Records from a collection

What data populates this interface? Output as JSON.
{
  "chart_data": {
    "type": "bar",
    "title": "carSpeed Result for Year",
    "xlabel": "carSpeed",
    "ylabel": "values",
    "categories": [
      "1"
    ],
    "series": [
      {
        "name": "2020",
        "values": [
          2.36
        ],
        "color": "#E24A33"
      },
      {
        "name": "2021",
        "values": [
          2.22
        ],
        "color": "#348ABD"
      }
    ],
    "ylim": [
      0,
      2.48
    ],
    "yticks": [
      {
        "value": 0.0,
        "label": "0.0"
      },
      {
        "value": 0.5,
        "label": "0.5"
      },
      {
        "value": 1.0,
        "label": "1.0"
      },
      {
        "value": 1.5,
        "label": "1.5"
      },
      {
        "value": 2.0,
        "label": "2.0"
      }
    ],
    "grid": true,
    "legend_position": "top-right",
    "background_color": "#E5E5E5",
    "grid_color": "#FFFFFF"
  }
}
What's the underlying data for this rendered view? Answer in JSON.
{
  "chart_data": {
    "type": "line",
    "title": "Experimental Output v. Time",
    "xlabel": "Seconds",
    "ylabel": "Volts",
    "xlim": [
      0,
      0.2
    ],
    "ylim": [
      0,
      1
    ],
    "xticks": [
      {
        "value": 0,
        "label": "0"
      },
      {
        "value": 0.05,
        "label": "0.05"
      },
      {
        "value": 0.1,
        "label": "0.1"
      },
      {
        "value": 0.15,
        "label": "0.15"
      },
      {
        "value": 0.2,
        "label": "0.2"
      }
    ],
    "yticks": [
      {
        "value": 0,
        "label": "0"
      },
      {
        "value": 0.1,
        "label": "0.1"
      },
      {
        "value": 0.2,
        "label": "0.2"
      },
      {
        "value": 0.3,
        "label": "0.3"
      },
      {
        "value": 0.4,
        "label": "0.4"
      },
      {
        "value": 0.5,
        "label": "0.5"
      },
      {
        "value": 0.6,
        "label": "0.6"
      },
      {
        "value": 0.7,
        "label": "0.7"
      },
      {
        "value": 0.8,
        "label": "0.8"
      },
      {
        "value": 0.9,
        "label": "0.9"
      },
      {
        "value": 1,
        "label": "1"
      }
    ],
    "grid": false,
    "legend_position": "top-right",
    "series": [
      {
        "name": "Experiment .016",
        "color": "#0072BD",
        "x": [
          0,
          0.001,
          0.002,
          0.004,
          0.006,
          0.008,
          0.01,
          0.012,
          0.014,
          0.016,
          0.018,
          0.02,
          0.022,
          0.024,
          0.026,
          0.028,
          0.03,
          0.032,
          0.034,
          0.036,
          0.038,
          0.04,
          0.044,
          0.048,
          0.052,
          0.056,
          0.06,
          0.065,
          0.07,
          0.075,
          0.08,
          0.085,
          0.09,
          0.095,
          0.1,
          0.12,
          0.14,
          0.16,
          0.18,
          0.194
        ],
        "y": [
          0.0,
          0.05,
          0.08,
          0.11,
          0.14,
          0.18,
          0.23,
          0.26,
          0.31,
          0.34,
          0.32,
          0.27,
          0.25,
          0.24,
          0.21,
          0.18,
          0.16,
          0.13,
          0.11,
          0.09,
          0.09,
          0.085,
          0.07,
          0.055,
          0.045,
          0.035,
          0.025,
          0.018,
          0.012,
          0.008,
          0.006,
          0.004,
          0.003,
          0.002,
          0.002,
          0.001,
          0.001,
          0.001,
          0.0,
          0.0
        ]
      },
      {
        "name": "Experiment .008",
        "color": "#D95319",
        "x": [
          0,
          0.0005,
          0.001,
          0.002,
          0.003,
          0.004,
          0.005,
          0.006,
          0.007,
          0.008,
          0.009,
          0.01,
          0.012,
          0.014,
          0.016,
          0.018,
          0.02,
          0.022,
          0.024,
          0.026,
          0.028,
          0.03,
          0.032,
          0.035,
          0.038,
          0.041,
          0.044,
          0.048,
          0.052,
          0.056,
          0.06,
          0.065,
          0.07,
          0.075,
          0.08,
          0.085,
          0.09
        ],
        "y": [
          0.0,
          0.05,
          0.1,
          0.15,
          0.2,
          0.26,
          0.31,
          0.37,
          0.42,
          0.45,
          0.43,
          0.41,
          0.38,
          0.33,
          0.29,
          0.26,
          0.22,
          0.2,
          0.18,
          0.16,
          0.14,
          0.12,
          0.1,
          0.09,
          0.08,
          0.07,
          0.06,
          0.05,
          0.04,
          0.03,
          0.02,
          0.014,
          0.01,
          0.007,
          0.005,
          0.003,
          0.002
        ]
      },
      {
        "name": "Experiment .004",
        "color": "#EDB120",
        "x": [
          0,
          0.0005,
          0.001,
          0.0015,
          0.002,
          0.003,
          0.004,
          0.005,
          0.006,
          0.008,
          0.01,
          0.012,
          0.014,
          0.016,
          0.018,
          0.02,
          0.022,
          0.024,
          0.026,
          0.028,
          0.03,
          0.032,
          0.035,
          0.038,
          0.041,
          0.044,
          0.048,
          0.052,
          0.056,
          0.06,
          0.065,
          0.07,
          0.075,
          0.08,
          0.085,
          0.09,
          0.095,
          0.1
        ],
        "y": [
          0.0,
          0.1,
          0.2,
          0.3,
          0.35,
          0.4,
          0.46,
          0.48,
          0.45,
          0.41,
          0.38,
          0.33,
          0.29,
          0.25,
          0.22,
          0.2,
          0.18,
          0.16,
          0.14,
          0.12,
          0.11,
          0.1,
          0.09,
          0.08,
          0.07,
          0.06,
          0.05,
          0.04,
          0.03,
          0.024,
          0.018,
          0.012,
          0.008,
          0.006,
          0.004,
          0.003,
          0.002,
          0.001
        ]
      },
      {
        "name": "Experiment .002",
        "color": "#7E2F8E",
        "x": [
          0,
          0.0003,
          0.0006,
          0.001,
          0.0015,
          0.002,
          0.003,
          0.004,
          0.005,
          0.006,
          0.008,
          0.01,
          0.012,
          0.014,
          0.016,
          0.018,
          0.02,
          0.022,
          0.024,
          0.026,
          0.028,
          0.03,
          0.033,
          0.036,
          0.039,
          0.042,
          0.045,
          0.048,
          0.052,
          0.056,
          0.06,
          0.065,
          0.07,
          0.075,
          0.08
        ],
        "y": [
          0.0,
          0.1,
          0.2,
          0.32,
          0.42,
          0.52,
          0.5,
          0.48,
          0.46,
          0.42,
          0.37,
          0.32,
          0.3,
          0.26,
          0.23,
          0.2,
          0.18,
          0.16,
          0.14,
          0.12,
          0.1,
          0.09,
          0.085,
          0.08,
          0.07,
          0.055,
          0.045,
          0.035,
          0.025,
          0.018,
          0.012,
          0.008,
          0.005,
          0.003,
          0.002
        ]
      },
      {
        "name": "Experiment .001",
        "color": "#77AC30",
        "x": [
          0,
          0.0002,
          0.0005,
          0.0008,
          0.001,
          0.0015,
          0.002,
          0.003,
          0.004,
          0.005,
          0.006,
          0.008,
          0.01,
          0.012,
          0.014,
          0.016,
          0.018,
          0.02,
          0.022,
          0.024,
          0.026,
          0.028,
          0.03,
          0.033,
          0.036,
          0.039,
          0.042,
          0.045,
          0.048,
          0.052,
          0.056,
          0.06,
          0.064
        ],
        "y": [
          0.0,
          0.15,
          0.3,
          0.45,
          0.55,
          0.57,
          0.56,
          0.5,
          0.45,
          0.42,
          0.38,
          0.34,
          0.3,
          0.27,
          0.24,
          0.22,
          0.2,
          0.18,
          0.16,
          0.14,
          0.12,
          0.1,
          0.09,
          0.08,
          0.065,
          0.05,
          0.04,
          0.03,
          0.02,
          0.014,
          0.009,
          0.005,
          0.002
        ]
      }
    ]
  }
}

■ **Problem description**
Every line of the material must be returned exactly as it appears.

■ **Completed task**
What data populates this interface? Output as JSON.
{
  "chart_data": {
    "type": "bar",
    "title": "carSpeed Result for Year",
    "xlabel": "carSpeed",
    "ylabel": "values",
    "categories": [
      "1"
    ],
    "series": [
      {
        "name": "2020",
        "values": [
          2.36
        ],
        "color": "#E24A33"
      },
      {
        "name": "2021",
        "values": [
          2.22
        ],
        "color": "#348ABD"
      }
    ],
    "ylim": [
      0,
      2.48
    ],
    "yticks": [
      {
        "value": 0.0,
        "label": "0.0"
      },
      {
        "value": 0.5,
        "label": "0.5"
      },
      {
        "value": 1.0,
        "label": "1.0"
      },
      {
        "value": 1.5,
        "label": "1.5"
      },
      {
        "value": 2.0,
        "label": "2.0"
      }
    ],
    "grid": true,
    "legend_position": "top-right",
    "background_color": "#E5E5E5",
    "grid_color": "#FFFFFF"
  }
}
What's the underlying data for this rendered view? Answer in JSON.
{
  "chart_data": {
    "type": "line",
    "title": "Experimental Output v. Time",
    "xlabel": "Seconds",
    "ylabel": "Volts",
    "xlim": [
      0,
      0.2
    ],
    "ylim": [
      0,
      1
    ],
    "xticks": [
      {
        "value": 0,
        "label": "0"
      },
      {
        "value": 0.05,
        "label": "0.05"
      },
      {
        "value": 0.1,
        "label": "0.1"
      },
      {
        "value": 0.15,
        "label": "0.15"
      },
      {
        "value": 0.2,
        "label": "0.2"
      }
    ],
    "yticks": [
      {
        "value": 0,
        "label": "0"
      },
      {
        "value": 0.1,
        "label": "0.1"
      },
      {
        "value": 0.2,
        "label": "0.2"
      },
      {
        "value": 0.3,
        "label": "0.3"
      },
      {
        "value": 0.4,
        "label": "0.4"
      },
      {
        "value": 0.5,
        "label": "0.5"
      },
      {
        "value": 0.6,
        "label": "0.6"
      },
      {
        "value": 0.7,
        "label": "0.7"
      },
      {
        "value": 0.8,
        "label": "0.8"
      },
      {
        "value": 0.9,
        "label": "0.9"
      },
      {
        "value": 1,
        "label": "1"
      }
    ],
    "grid": false,
    "legend_position": "top-right",
    "series": [
      {
        "name": "Experiment .016",
        "color": "#0072BD",
        "x": [
          0,
          0.001,
          0.002,
          0.004,
          0.006,
          0.008,
          0.01,
          0.012,
          0.014,
          0.016,
          0.018,
          0.02,
          0.022,
          0.024,
          0.026,
          0.028,
          0.03,
          0.032,
          0.034,
          0.036,
          0.038,
          0.04,
          0.044,
          0.048,
          0.052,
          0.056,
          0.06,
          0.065,
          0.07,
          0.075,
          0.08,
          0.085,
          0.09,
          0.095,
          0.1,
          0.12,
          0.14,
          0.16,
          0.18,
          0.194
        ],
        "y": [
          0.0,
          0.05,
          0.08,
          0.11,
          0.14,
          0.18,
          0.23,
          0.26,
          0.31,
          0.34,
          0.32,
          0.27,
          0.25,
          0.24,
          0.21,
          0.18,
          0.16,
          0.13,
          0.11,
          0.09,
          0.09,
          0.085,
          0.07,
          0.055,
          0.045,
          0.035,
          0.025,
          0.018,
          0.012,
          0.008,
          0.006,
          0.004,
          0.003,
          0.002,
          0.002,
          0.001,
          0.001,
          0.001,
          0.0,
          0.0
        ]
      },
      {
        "name": "Experiment .008",
        "color": "#D95319",
        "x": [
          0,
          0.0005,
          0.001,
          0.002,
          0.003,
          0.004,
          0.005,
          0.006,
          0.007,
          0.008,
          0.009,
          0.01,
          0.012,
          0.014,
          0.016,
          0.018,
          0.02,
          0.022,
          0.024,
          0.026,
          0.028,
          0.03,
          0.032,
          0.035,
          0.038,
          0.041,
          0.044,
          0.048,
          0.052,
          0.056,
          0.06,
          0.065,
          0.07,
          0.075,
          0.08,
          0.085,
          0.09
        ],
        "y": [
          0.0,
          0.05,
          0.1,
          0.15,
          0.2,
          0.26,
          0.31,
          0.37,
          0.42,
          0.45,
          0.43,
          0.41,
          0.38,
          0.33,
          0.29,
          0.26,
          0.22,
          0.2,
          0.18,
          0.16,
          0.14,
          0.12,
          0.1,
          0.09,
          0.08,
          0.07,
          0.06,
          0.05,
          0.04,
          0.03,
          0.02,
          0.014,
          0.01,
          0.007,
          0.005,
          0.003,
          0.002
        ]
      },
      {
        "name": "Experiment .004",
        "color": "#EDB120",
        "x": [
          0,
          0.0005,
          0.001,
          0.0015,
          0.002,
          0.003,
          0.004,
          0.005,
          0.006,
          0.008,
          0.01,
          0.012,
          0.014,
          0.016,
          0.018,
          0.02,
          0.022,
          0.024,
          0.026,
          0.028,
          0.03,
          0.032,
          0.035,
          0.038,
          0.041,
          0.044,
          0.048,
          0.052,
          0.056,
          0.06,
          0.065,
          0.07,
          0.075,
          0.08,
          0.085,
          0.09,
          0.095,
          0.1
        ],
        "y": [
          0.0,
          0.1,
          0.2,
          0.3,
          0.35,
          0.4,
          0.46,
          0.48,
          0.45,
          0.41,
          0.38,
          0.33,
          0.29,
          0.25,
          0.22,
          0.2,
          0.18,
          0.16,
          0.14,
          0.12,
          0.11,
          0.1,
          0.09,
          0.08,
          0.07,
          0.06,
          0.05,
          0.04,
          0.03,
          0.024,
          0.018,
          0.012,
          0.008,
          0.006,
          0.004,
          0.003,
          0.002,
          0.001
        ]
      },
      {
        "name": "Experiment .002",
        "color": "#7E2F8E",
        "x": [
          0,
          0.0003,
          0.0006,
          0.001,
          0.0015,
          0.002,
          0.003,
          0.004,
          0.005,
          0.006,
          0.008,
          0.01,
          0.012,
          0.014,
          0.016,
          0.018,
          0.02,
          0.022,
          0.024,
          0.026,
          0.028,
          0.03,
          0.033,
          0.036,
          0.039,
          0.042,
          0.045,
          0.048,
          0.052,
          0.056,
          0.06,
          0.065,
          0.07,
          0.075,
          0.08
        ],
        "y": [
          0.0,
          0.1,
          0.2,
          0.32,
          0.42,
          0.52,
          0.5,
          0.48,
          0.46,
          0.42,
          0.37,
          0.32,
          0.3,
          0.26,
          0.23,
          0.2,
          0.18,
          0.16,
          0.14,
          0.12,
          0.1,
          0.09,
          0.085,
          0.08,
          0.07,
          0.055,
          0.045,
          0.035,
          0.025,
          0.018,
          0.012,
          0.008,
          0.005,
          0.003,
          0.002
        ]
      },
      {
        "name": "Experiment .001",
        "color": "#77AC30",
        "x": [
          0,
          0.0002,
          0.0005,
          0.0008,
          0.001,
          0.0015,
          0.002,
          0.003,
          0.004,
          0.005,
          0.006,
          0.008,
          0.01,
          0.012,
          0.014,
          0.016,
          0.018,
          0.02,
          0.022,
          0.024,
          0.026,
          0.028,
          0.03,
          0.033,
          0.036,
          0.039,
          0.042,
          0.045,
          0.048,
          0.052,
          0.056,
          0.06,
          0.064
        ],
        "y": [
          0.0,
          0.15,
          0.3,
          0.45,
          0.55,
          0.57,
          0.56,
          0.5,
          0.45,
          0.42,
          0.38,
          0.34,
          0.3,
          0.27,
          0.24,
          0.22,
          0.2,
          0.18,
          0.16,
          0.14,
          0.12,
          0.1,
          0.09,
          0.08,
          0.065,
          0.05,
          0.04,
          0.03,
          0.02,
          0.014,
          0.009,
          0.005,
          0.002
        ]
      }
    ]
  }
}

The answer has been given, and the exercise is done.